_Input rows:_
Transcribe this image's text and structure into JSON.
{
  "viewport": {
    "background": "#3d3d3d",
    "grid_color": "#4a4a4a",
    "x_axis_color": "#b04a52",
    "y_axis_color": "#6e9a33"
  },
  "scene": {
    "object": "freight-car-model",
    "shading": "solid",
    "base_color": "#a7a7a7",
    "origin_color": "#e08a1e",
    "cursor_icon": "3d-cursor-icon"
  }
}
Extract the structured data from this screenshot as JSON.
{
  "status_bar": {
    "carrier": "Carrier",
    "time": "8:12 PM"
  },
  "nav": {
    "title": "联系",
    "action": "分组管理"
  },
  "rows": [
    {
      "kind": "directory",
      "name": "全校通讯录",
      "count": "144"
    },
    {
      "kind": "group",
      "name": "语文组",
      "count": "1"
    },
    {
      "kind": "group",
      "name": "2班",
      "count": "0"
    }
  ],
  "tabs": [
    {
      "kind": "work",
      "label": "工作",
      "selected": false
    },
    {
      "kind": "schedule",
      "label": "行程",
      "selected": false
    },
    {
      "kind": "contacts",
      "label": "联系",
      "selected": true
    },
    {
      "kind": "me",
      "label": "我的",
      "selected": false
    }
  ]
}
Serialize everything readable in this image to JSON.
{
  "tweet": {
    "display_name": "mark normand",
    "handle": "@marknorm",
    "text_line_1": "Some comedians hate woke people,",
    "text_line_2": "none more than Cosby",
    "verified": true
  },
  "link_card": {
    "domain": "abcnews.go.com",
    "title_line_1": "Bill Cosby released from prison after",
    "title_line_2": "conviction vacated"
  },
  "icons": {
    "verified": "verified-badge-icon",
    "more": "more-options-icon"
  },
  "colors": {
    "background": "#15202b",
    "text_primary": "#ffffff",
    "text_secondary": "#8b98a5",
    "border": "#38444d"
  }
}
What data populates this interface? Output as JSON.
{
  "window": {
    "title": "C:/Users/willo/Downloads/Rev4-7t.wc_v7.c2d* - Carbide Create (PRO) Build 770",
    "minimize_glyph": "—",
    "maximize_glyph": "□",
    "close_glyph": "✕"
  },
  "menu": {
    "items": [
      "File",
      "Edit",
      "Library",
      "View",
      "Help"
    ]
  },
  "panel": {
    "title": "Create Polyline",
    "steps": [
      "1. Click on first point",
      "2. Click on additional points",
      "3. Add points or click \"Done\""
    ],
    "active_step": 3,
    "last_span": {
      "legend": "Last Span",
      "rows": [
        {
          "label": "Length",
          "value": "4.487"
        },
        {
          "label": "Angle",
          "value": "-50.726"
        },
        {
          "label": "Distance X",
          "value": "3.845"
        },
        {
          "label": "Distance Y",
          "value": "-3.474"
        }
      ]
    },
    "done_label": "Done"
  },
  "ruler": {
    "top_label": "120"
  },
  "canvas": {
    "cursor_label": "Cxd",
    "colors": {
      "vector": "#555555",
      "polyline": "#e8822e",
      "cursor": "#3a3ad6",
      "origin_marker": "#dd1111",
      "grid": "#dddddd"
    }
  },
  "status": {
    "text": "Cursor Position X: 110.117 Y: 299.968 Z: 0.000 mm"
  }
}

_Objective:_
Output every record above exactly as it appears.

_Full response:_
Transcribe this image's text and structure into JSON.
{
  "viewport": {
    "background": "#3d3d3d",
    "grid_color": "#4a4a4a",
    "x_axis_color": "#b04a52",
    "y_axis_color": "#6e9a33"
  },
  "scene": {
    "object": "freight-car-model",
    "shading": "solid",
    "base_color": "#a7a7a7",
    "origin_color": "#e08a1e",
    "cursor_icon": "3d-cursor-icon"
  }
}
Extract the structured data from this screenshot as JSON.
{
  "status_bar": {
    "carrier": "Carrier",
    "time": "8:12 PM"
  },
  "nav": {
    "title": "联系",
    "action": "分组管理"
  },
  "rows": [
    {
      "kind": "directory",
      "name": "全校通讯录",
      "count": "144"
    },
    {
      "kind": "group",
      "name": "语文组",
      "count": "1"
    },
    {
      "kind": "group",
      "name": "2班",
      "count": "0"
    }
  ],
  "tabs": [
    {
      "kind": "work",
      "label": "工作",
      "selected": false
    },
    {
      "kind": "schedule",
      "label": "行程",
      "selected": false
    },
    {
      "kind": "contacts",
      "label": "联系",
      "selected": true
    },
    {
      "kind": "me",
      "label": "我的",
      "selected": false
    }
  ]
}
Serialize everything readable in this image to JSON.
{
  "tweet": {
    "display_name": "mark normand",
    "handle": "@marknorm",
    "text_line_1": "Some comedians hate woke people,",
    "text_line_2": "none more than Cosby",
    "verified": true
  },
  "link_card": {
    "domain": "abcnews.go.com",
    "title_line_1": "Bill Cosby released from prison after",
    "title_line_2": "conviction vacated"
  },
  "icons": {
    "verified": "verified-badge-icon",
    "more": "more-options-icon"
  },
  "colors": {
    "background": "#15202b",
    "text_primary": "#ffffff",
    "text_secondary": "#8b98a5",
    "border": "#38444d"
  }
}
What data populates this interface? Output as JSON.
{
  "window": {
    "title": "C:/Users/willo/Downloads/Rev4-7t.wc_v7.c2d* - Carbide Create (PRO) Build 770",
    "minimize_glyph": "—",
    "maximize_glyph": "□",
    "close_glyph": "✕"
  },
  "menu": {
    "items": [
      "File",
      "Edit",
      "Library",
      "View",
      "Help"
    ]
  },
  "panel": {
    "title": "Create Polyline",
    "steps": [
      "1. Click on first point",
      "2. Click on additional points",
      "3. Add points or click \"Done\""
    ],
    "active_step": 3,
    "last_span": {
      "legend": "Last Span",
      "rows": [
        {
          "label": "Length",
          "value": "4.487"
        },
        {
          "label": "Angle",
          "value": "-50.726"
        },
        {
          "label": "Distance X",
          "value": "3.845"
        },
        {
          "label": "Distance Y",
          "value": "-3.474"
        }
      ]
    },
    "done_label": "Done"
  },
  "ruler": {
    "top_label": "120"
  },
  "canvas": {
    "cursor_label": "Cxd",
    "colors": {
      "vector": "#555555",
      "polyline": "#e8822e",
      "cursor": "#3a3ad6",
      "origin_marker": "#dd1111",
      "grid": "#dddddd"
    }
  },
  "status": {
    "text": "Cursor Position X: 110.117 Y: 299.968 Z: 0.000 mm"
  }
}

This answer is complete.